Entries from a dataset:
>>>
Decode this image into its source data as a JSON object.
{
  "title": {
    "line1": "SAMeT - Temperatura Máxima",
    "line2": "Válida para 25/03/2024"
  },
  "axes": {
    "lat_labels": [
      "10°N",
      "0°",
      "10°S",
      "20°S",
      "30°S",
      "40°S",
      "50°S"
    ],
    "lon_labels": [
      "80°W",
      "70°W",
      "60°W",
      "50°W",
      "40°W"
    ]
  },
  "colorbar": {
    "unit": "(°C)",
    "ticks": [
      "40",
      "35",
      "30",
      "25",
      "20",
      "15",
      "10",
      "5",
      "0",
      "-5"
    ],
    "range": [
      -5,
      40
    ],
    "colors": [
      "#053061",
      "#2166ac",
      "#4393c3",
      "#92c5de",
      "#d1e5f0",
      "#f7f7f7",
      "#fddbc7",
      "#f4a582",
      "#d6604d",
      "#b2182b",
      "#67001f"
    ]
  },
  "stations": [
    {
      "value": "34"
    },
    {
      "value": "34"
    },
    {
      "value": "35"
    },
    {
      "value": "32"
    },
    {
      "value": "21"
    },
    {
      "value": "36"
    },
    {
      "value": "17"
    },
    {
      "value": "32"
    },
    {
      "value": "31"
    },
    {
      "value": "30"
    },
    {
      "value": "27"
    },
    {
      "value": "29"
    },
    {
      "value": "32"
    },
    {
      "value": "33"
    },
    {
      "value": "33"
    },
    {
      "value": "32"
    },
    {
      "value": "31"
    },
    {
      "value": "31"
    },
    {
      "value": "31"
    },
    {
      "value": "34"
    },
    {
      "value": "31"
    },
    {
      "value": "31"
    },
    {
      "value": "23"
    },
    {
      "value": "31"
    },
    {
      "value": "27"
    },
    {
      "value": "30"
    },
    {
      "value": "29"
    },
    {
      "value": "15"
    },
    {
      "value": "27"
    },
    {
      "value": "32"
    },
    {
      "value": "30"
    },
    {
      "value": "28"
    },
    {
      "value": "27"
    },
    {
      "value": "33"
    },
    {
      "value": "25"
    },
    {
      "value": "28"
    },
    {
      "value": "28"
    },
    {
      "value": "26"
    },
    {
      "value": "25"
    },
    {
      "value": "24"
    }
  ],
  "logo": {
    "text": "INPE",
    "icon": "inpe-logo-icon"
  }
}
<<<
▶ _Exercise objective_: Reproduce the full listing above, character for character.

▶ _Exercise solution_:
Decode this image into its source data as a JSON object.
{
  "title": {
    "line1": "SAMeT - Temperatura Máxima",
    "line2": "Válida para 25/03/2024"
  },
  "axes": {
    "lat_labels": [
      "10°N",
      "0°",
      "10°S",
      "20°S",
      "30°S",
      "40°S",
      "50°S"
    ],
    "lon_labels": [
      "80°W",
      "70°W",
      "60°W",
      "50°W",
      "40°W"
    ]
  },
  "colorbar": {
    "unit": "(°C)",
    "ticks": [
      "40",
      "35",
      "30",
      "25",
      "20",
      "15",
      "10",
      "5",
      "0",
      "-5"
    ],
    "range": [
      -5,
      40
    ],
    "colors": [
      "#053061",
      "#2166ac",
      "#4393c3",
      "#92c5de",
      "#d1e5f0",
      "#f7f7f7",
      "#fddbc7",
      "#f4a582",
      "#d6604d",
      "#b2182b",
      "#67001f"
    ]
  },
  "stations": [
    {
      "value": "34"
    },
    {
      "value": "34"
    },
    {
      "value": "35"
    },
    {
      "value": "32"
    },
    {
      "value": "21"
    },
    {
      "value": "36"
    },
    {
      "value": "17"
    },
    {
      "value": "32"
    },
    {
      "value": "31"
    },
    {
      "value": "30"
    },
    {
      "value": "27"
    },
    {
      "value": "29"
    },
    {
      "value": "32"
    },
    {
      "value": "33"
    },
    {
      "value": "33"
    },
    {
      "value": "32"
    },
    {
      "value": "31"
    },
    {
      "value": "31"
    },
    {
      "value": "31"
    },
    {
      "value": "34"
    },
    {
      "value": "31"
    },
    {
      "value": "31"
    },
    {
      "value": "23"
    },
    {
      "value": "31"
    },
    {
      "value": "27"
    },
    {
      "value": "30"
    },
    {
      "value": "29"
    },
    {
      "value": "15"
    },
    {
      "value": "27"
    },
    {
      "value": "32"
    },
    {
      "value": "30"
    },
    {
      "value": "28"
    },
    {
      "value": "27"
    },
    {
      "value": "33"
    },
    {
      "value": "25"
    },
    {
      "value": "28"
    },
    {
      "value": "28"
    },
    {
      "value": "26"
    },
    {
      "value": "25"
    },
    {
      "value": "24"
    }
  ],
  "logo": {
    "text": "INPE",
    "icon": "inpe-logo-icon"
  }
}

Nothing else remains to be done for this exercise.